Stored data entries
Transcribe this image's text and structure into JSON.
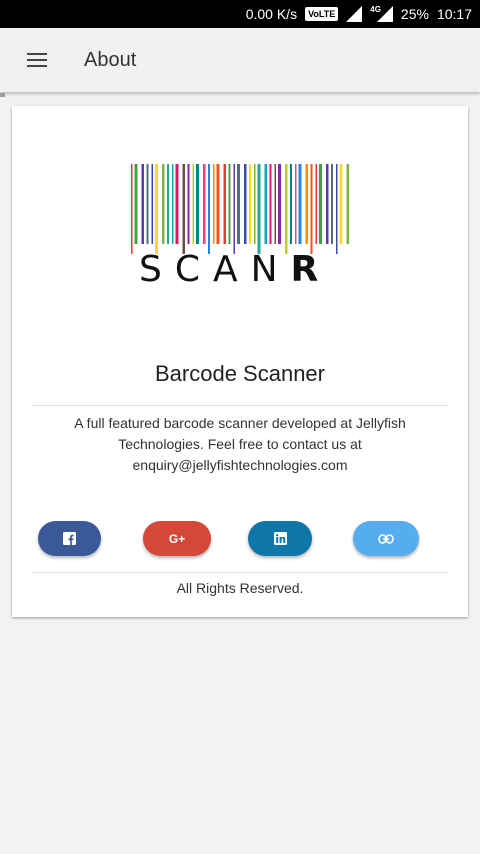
{
  "status_bar": {
    "speed": "0.00 K/s",
    "volte": "VoLTE",
    "network": "4G",
    "battery": "25%",
    "time": "10:17"
  },
  "app_bar": {
    "menu_icon": "hamburger-menu-icon",
    "title": "About"
  },
  "about_card": {
    "logo_text": "SCAN",
    "logo_text_bold": "R",
    "app_name": "Barcode Scanner",
    "description": "A full featured barcode scanner developed at Jellyfish Technologies. Feel free to contact us at enquiry@jellyfishtechnologies.com",
    "social_buttons": [
      {
        "name": "facebook",
        "icon": "facebook-icon",
        "color": "#3b5998"
      },
      {
        "name": "google-plus",
        "icon": "google-plus-icon",
        "label": "G+",
        "color": "#d34836"
      },
      {
        "name": "linkedin",
        "icon": "linkedin-icon",
        "color": "#0e76a8"
      },
      {
        "name": "website",
        "icon": "link-icon",
        "color": "#55acee"
      }
    ],
    "footer": "All Rights Reserved."
  }
}
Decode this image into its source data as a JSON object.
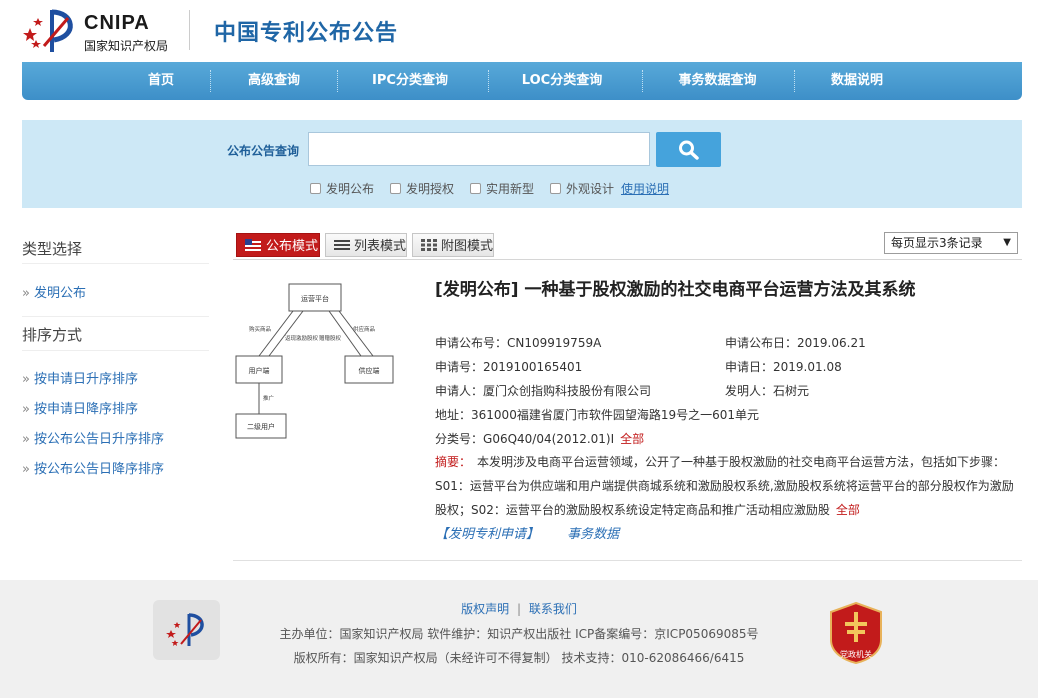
{
  "header": {
    "logo_en": "CNIPA",
    "logo_cn": "国家知识产权局",
    "site_title": "中国专利公布公告"
  },
  "nav": {
    "items": [
      "首页",
      "高级查询",
      "IPC分类查询",
      "LOC分类查询",
      "事务数据查询",
      "数据说明"
    ]
  },
  "search": {
    "label": "公布公告查询",
    "value": "",
    "checkboxes": [
      {
        "label": "发明公布",
        "checked": false
      },
      {
        "label": "发明授权",
        "checked": false
      },
      {
        "label": "实用新型",
        "checked": false
      },
      {
        "label": "外观设计",
        "checked": false
      }
    ],
    "help_link": "使用说明"
  },
  "sidebar": {
    "type_title": "类型选择",
    "type_items": [
      "发明公布"
    ],
    "sort_title": "排序方式",
    "sort_items": [
      "按申请日升序排序",
      "按申请日降序排序",
      "按公布公告日升序排序",
      "按公布公告日降序排序"
    ],
    "arrow": "»"
  },
  "toolbar": {
    "modes": [
      "公布模式",
      "列表模式",
      "附图模式"
    ],
    "active_mode": "公布模式",
    "per_page": "每页显示3条记录",
    "per_page_caret": "▼"
  },
  "record": {
    "title": "[发明公布] 一种基于股权激励的社交电商平台运营方法及其系统",
    "pub_no_label": "申请公布号：",
    "pub_no": "CN109919759A",
    "pub_date_label": "申请公布日：",
    "pub_date": "2019.06.21",
    "app_no_label": "申请号：",
    "app_no": "2019100165401",
    "app_date_label": "申请日：",
    "app_date": "2019.01.08",
    "applicant_label": "申请人：",
    "applicant": "厦门众创指购科技股份有限公司",
    "inventor_label": "发明人：",
    "inventor": "石树元",
    "address_label": "地址：",
    "address": "361000福建省厦门市软件园望海路19号之一601单元",
    "class_label": "分类号：",
    "class_no": "G06Q40/04(2012.01)I",
    "class_all": "全部",
    "abstract_label": "摘要：",
    "abstract": "本发明涉及电商平台运营领域，公开了一种基于股权激励的社交电商平台运营方法，包括如下步骤：S01：运营平台为供应端和用户端提供商城系统和激励股权系统,激励股权系统将运营平台的部分股权作为激励股权；S02：运营平台的激励股权系统设定特定商品和推广活动相应激励股",
    "abstract_all": "全部",
    "link_apply": "【发明专利申请】",
    "link_affairs": "事务数据",
    "diagram": {
      "top": "运营平台",
      "left": "用户端",
      "right": "供应端",
      "bottom": "二级用户",
      "edge_buy": "购买商品",
      "edge_mid": "返现激励股权",
      "edge_right_in": "赠赠股权",
      "edge_supply": "供应商品",
      "edge_promo": "推广"
    }
  },
  "footer": {
    "link_copyright": "版权声明",
    "link_sep": "|",
    "link_contact": "联系我们",
    "line1": "主办单位：国家知识产权局    软件维护：知识产权出版社    ICP备案编号：京ICP05069085号",
    "line2": "版权所有：国家知识产权局（未经许可不得复制）    技术支持：010-62086466/6415",
    "badge_text": "党政机关"
  },
  "colors": {
    "nav_blue": "#3d8fc8",
    "panel_blue": "#cde8f6",
    "accent_red": "#c21b1b",
    "link_blue": "#2b6fb5",
    "title_blue": "#1f66a6"
  }
}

• Instructions to follow
Above are some records. Report the number of their lines that include "plus", and add nothing else.

• The output
2